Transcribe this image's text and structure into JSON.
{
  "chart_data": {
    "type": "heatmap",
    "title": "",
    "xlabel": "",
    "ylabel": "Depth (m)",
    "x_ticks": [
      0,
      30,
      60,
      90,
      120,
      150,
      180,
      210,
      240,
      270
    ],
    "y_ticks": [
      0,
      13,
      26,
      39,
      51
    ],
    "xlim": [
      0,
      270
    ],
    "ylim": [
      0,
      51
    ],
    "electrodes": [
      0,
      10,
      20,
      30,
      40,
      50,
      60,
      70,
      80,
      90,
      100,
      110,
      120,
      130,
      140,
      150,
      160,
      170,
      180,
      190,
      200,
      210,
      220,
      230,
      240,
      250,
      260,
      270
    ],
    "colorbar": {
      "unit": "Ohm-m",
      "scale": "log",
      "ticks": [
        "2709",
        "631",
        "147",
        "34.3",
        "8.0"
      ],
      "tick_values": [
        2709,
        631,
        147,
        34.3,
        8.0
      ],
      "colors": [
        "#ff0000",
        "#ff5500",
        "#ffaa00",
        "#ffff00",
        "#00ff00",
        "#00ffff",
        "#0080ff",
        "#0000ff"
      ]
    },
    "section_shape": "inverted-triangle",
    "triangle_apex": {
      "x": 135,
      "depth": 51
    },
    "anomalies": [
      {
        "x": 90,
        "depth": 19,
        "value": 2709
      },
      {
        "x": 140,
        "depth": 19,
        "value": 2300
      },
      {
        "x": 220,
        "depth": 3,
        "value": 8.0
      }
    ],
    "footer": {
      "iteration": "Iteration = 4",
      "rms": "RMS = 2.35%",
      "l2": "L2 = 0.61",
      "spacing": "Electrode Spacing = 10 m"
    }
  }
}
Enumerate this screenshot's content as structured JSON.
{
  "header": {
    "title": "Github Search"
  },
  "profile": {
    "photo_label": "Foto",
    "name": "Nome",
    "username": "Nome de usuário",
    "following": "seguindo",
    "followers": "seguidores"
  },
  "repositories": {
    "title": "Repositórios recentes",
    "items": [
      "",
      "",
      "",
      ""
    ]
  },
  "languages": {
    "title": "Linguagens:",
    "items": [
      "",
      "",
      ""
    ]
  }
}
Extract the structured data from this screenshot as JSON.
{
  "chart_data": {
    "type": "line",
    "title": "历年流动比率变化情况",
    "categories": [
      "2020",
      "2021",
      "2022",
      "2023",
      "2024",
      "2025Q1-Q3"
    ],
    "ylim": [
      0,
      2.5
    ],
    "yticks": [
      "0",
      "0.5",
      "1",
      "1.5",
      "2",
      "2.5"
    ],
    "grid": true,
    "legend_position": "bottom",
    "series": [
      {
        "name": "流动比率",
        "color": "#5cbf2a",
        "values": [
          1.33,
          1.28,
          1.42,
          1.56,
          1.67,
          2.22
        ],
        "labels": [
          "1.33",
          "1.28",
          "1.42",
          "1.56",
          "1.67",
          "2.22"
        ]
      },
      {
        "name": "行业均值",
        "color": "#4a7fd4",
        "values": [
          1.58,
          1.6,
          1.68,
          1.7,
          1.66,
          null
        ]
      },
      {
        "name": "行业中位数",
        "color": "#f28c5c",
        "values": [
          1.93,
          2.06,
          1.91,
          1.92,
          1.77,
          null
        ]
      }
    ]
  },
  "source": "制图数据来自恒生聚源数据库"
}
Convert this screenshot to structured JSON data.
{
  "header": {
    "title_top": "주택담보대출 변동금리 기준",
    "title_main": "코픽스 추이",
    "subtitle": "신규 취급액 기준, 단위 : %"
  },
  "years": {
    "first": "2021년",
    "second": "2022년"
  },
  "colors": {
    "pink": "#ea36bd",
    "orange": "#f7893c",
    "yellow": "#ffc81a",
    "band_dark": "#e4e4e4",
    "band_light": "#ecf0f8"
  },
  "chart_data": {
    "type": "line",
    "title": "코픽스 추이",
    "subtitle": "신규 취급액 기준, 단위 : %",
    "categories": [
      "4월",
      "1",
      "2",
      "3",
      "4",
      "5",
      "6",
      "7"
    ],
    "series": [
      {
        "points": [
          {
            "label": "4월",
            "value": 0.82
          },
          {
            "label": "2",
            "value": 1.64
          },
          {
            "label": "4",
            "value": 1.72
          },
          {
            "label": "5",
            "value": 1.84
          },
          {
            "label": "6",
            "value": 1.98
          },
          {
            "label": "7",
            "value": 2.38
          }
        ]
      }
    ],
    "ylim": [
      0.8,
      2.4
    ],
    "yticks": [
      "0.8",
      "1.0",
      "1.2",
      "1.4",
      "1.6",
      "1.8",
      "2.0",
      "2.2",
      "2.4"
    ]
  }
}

-- -- --

= TASK TO CARRY OUT =
Look over the listing above. Pick out and copy every line that includes "screenshot".

= SOLUTION TO THIS PROBLEM =
Enumerate this screenshot's content as structured JSON.
Extract the structured data from this screenshot as JSON.
Convert this screenshot to structured JSON data.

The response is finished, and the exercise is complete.